• **PROBLEM DESCRIPTION**
Can you transcribe every entry word for word, skipping the images?

--- BEGIN MATERIAL SHOWN ---

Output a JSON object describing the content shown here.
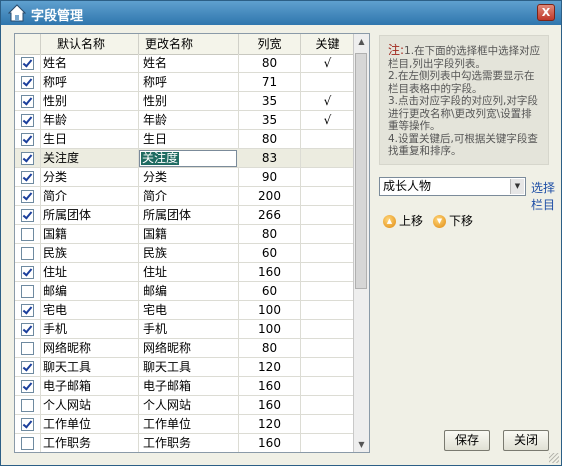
{
  "window": {
    "title": "字段管理",
    "close_glyph": "X"
  },
  "grid": {
    "headers": {
      "default_name": "默认名称",
      "changed_name": "更改名称",
      "width": "列宽",
      "key": "关键"
    },
    "rows": [
      {
        "checked": true,
        "default": "姓名",
        "changed": "姓名",
        "width": "80",
        "key": "√"
      },
      {
        "checked": true,
        "default": "称呼",
        "changed": "称呼",
        "width": "71",
        "key": ""
      },
      {
        "checked": true,
        "default": "性别",
        "changed": "性别",
        "width": "35",
        "key": "√"
      },
      {
        "checked": true,
        "default": "年龄",
        "changed": "年龄",
        "width": "35",
        "key": "√"
      },
      {
        "checked": true,
        "default": "生日",
        "changed": "生日",
        "width": "80",
        "key": ""
      },
      {
        "checked": true,
        "default": "关注度",
        "changed": "关注度",
        "width": "83",
        "key": ""
      },
      {
        "checked": true,
        "default": "分类",
        "changed": "分类",
        "width": "90",
        "key": ""
      },
      {
        "checked": true,
        "default": "简介",
        "changed": "简介",
        "width": "200",
        "key": ""
      },
      {
        "checked": true,
        "default": "所属团体",
        "changed": "所属团体",
        "width": "266",
        "key": ""
      },
      {
        "checked": false,
        "default": "国籍",
        "changed": "国籍",
        "width": "80",
        "key": ""
      },
      {
        "checked": false,
        "default": "民族",
        "changed": "民族",
        "width": "60",
        "key": ""
      },
      {
        "checked": true,
        "default": "住址",
        "changed": "住址",
        "width": "160",
        "key": ""
      },
      {
        "checked": false,
        "default": "邮编",
        "changed": "邮编",
        "width": "60",
        "key": ""
      },
      {
        "checked": true,
        "default": "宅电",
        "changed": "宅电",
        "width": "100",
        "key": ""
      },
      {
        "checked": true,
        "default": "手机",
        "changed": "手机",
        "width": "100",
        "key": ""
      },
      {
        "checked": false,
        "default": "网络昵称",
        "changed": "网络昵称",
        "width": "80",
        "key": ""
      },
      {
        "checked": true,
        "default": "聊天工具",
        "changed": "聊天工具",
        "width": "120",
        "key": ""
      },
      {
        "checked": true,
        "default": "电子邮箱",
        "changed": "电子邮箱",
        "width": "160",
        "key": ""
      },
      {
        "checked": false,
        "default": "个人网站",
        "changed": "个人网站",
        "width": "160",
        "key": ""
      },
      {
        "checked": true,
        "default": "工作单位",
        "changed": "工作单位",
        "width": "120",
        "key": ""
      },
      {
        "checked": false,
        "default": "工作职务",
        "changed": "工作职务",
        "width": "160",
        "key": ""
      }
    ],
    "editing_row": 5,
    "editing_value": "关注度"
  },
  "note": {
    "label": "注:",
    "lines": [
      "1.在下面的选择框中选择对应栏目,列出字段列表。",
      "2.在左侧列表中勾选需要显示在栏目表格中的字段。",
      "3.点击对应字段的对应列,对字段进行更改名称\\更改列宽\\设置排重等操作。",
      "4.设置关键后,可根据关键字段查找重复和排序。"
    ]
  },
  "column_select": {
    "value": "成长人物",
    "link_label": "选择栏目"
  },
  "move": {
    "up_label": "上移",
    "down_label": "下移"
  },
  "buttons": {
    "save": "保存",
    "close": "关闭"
  },
  "icons": {
    "title": "house-icon",
    "up": "arrow-up-icon",
    "down": "arrow-down-icon"
  }
}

--- END MATERIAL SHOWN ---

• **TASK RESULT**
Output a JSON object describing the content shown here.
{
  "window": {
    "title": "字段管理",
    "close_glyph": "X"
  },
  "grid": {
    "headers": {
      "default_name": "默认名称",
      "changed_name": "更改名称",
      "width": "列宽",
      "key": "关键"
    },
    "rows": [
      {
        "checked": true,
        "default": "姓名",
        "changed": "姓名",
        "width": "80",
        "key": "√"
      },
      {
        "checked": true,
        "default": "称呼",
        "changed": "称呼",
        "width": "71",
        "key": ""
      },
      {
        "checked": true,
        "default": "性别",
        "changed": "性别",
        "width": "35",
        "key": "√"
      },
      {
        "checked": true,
        "default": "年龄",
        "changed": "年龄",
        "width": "35",
        "key": "√"
      },
      {
        "checked": true,
        "default": "生日",
        "changed": "生日",
        "width": "80",
        "key": ""
      },
      {
        "checked": true,
        "default": "关注度",
        "changed": "关注度",
        "width": "83",
        "key": ""
      },
      {
        "checked": true,
        "default": "分类",
        "changed": "分类",
        "width": "90",
        "key": ""
      },
      {
        "checked": true,
        "default": "简介",
        "changed": "简介",
        "width": "200",
        "key": ""
      },
      {
        "checked": true,
        "default": "所属团体",
        "changed": "所属团体",
        "width": "266",
        "key": ""
      },
      {
        "checked": false,
        "default": "国籍",
        "changed": "国籍",
        "width": "80",
        "key": ""
      },
      {
        "checked": false,
        "default": "民族",
        "changed": "民族",
        "width": "60",
        "key": ""
      },
      {
        "checked": true,
        "default": "住址",
        "changed": "住址",
        "width": "160",
        "key": ""
      },
      {
        "checked": false,
        "default": "邮编",
        "changed": "邮编",
        "width": "60",
        "key": ""
      },
      {
        "checked": true,
        "default": "宅电",
        "changed": "宅电",
        "width": "100",
        "key": ""
      },
      {
        "checked": true,
        "default": "手机",
        "changed": "手机",
        "width": "100",
        "key": ""
      },
      {
        "checked": false,
        "default": "网络昵称",
        "changed": "网络昵称",
        "width": "80",
        "key": ""
      },
      {
        "checked": true,
        "default": "聊天工具",
        "changed": "聊天工具",
        "width": "120",
        "key": ""
      },
      {
        "checked": true,
        "default": "电子邮箱",
        "changed": "电子邮箱",
        "width": "160",
        "key": ""
      },
      {
        "checked": false,
        "default": "个人网站",
        "changed": "个人网站",
        "width": "160",
        "key": ""
      },
      {
        "checked": true,
        "default": "工作单位",
        "changed": "工作单位",
        "width": "120",
        "key": ""
      },
      {
        "checked": false,
        "default": "工作职务",
        "changed": "工作职务",
        "width": "160",
        "key": ""
      }
    ],
    "editing_row": 5,
    "editing_value": "关注度"
  },
  "note": {
    "label": "注:",
    "lines": [
      "1.在下面的选择框中选择对应栏目,列出字段列表。",
      "2.在左侧列表中勾选需要显示在栏目表格中的字段。",
      "3.点击对应字段的对应列,对字段进行更改名称\\更改列宽\\设置排重等操作。",
      "4.设置关键后,可根据关键字段查找重复和排序。"
    ]
  },
  "column_select": {
    "value": "成长人物",
    "link_label": "选择栏目"
  },
  "move": {
    "up_label": "上移",
    "down_label": "下移"
  },
  "buttons": {
    "save": "保存",
    "close": "关闭"
  },
  "icons": {
    "title": "house-icon",
    "up": "arrow-up-icon",
    "down": "arrow-down-icon"
  }
}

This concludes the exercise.